_Given request A:_ In the porch makeover text below, what material replaces the rotten wood trim at the base of the stairs?

_Text provided:_
This week we’re helping a couple improve the front porch of their home to create a warmer welcome for their guests.
Michael and Leigh Ann’s house sits on eight and a half acres in the country. Even though they don’t actually have a curb, they want to improve their curb appeal.
Repair/Replace Handrail Parts
The front porch handrail needed some attention — the spindles needed to be caulked and some of them were even rotting.
Once we remove the rotten spindles, we discover the rails below them are in rough shape. So, we mix up some auto-body filler to smooth them out. This stuff is also great for filling cracks and screw holes.
We replace the rotten wood trim at the base of the stairs with cellular PVC. Because this stuff is plastic, it will never rot.
Meanwhile, to replace the missing spindles, we cut pressure-treated lumber down to match the size of the old spindle. Then, we match the angle on each end and nail them in place.
Paint Deck Boards
The white deck boards blended in with the home’s white siding, so we’re painting them gray to add some contrast.
Not only are we going to change the color, but we’re also going to use paint that’s specifically made for this type of project — Behr Premium Porch and Patio Floor Paint from The Home Depot. It’s thicker and more durable than standard paint, so it holds up better to scruff and foot traffic.
We roll the paint onto the deck boards, then use a brush to get the color in between each board.
Then, we paint the stairs, plus the tops of the handrails to add some extra color and contrast.
Install New Path
Michael and Leigh Ann had a sidewalk to nowhere below their front porch steps.
To get rid of it, we start removing the old concrete stepping blocks with a shovel, until Michael steps in with a little more horsepower from his tractor.
To give them a complete walkway, we’re using Quikrete’s Walkmaker building form in the European Block Pattern.

_Given request B:_ Find every line of the listing below that contains the string "نمابر", treating case as significant.

_Given records:_
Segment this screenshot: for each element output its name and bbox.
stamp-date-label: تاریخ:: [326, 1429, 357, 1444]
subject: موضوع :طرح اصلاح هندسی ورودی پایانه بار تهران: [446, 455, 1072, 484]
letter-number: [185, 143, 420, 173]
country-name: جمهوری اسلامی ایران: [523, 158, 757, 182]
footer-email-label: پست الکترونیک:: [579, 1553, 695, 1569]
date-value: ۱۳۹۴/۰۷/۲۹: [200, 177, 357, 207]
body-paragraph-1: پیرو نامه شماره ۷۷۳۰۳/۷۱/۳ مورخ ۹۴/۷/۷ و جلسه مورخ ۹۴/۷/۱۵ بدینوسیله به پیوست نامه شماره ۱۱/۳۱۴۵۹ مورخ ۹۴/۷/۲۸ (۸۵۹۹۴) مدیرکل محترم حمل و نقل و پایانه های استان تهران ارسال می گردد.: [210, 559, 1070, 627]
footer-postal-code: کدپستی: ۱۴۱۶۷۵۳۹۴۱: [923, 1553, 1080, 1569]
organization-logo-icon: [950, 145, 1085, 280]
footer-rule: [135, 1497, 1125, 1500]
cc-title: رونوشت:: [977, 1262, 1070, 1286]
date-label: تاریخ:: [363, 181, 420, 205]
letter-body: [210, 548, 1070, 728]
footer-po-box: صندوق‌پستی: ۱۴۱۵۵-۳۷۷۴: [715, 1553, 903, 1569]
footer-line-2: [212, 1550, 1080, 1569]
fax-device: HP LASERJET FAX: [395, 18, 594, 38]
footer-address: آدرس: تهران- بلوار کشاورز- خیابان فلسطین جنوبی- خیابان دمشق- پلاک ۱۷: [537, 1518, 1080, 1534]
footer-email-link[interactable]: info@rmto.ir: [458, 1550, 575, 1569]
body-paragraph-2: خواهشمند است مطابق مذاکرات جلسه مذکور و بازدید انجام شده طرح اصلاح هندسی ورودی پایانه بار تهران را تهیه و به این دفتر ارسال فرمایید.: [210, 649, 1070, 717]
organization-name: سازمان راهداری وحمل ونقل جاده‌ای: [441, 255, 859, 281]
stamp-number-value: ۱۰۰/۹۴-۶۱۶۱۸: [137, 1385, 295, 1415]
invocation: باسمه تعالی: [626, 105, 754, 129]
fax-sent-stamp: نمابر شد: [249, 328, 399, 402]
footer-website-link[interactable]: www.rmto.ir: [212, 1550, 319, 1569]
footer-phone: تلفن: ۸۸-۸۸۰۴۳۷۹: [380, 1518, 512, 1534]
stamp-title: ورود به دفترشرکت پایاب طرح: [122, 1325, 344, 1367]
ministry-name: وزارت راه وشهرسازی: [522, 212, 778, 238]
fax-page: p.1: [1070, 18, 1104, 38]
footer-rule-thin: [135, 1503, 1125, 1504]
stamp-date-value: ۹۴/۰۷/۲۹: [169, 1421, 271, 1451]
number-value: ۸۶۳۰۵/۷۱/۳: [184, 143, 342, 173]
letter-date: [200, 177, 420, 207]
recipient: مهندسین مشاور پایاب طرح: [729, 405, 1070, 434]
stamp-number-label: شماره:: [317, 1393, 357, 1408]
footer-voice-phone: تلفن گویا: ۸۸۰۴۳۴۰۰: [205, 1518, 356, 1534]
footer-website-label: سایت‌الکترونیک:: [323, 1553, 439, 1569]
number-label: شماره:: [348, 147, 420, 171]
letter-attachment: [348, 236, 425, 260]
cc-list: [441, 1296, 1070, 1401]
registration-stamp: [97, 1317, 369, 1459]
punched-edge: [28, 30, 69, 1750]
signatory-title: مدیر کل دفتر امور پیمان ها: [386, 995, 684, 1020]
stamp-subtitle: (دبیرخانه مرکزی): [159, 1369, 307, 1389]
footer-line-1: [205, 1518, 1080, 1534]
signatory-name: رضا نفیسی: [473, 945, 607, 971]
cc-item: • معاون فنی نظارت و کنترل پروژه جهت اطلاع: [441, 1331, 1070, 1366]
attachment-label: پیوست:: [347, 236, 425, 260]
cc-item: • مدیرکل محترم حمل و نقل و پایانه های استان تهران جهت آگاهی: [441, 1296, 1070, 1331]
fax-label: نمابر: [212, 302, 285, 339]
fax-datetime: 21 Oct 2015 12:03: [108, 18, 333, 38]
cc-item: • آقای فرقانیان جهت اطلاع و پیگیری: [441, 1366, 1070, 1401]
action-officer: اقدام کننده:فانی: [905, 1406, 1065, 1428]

_Written answer A:_ Cellular PVC.

_Written answer B:_
fax-sent-stamp: نمابر شد: [249, 328, 399, 402]
fax-label: نمابر: [212, 302, 285, 339]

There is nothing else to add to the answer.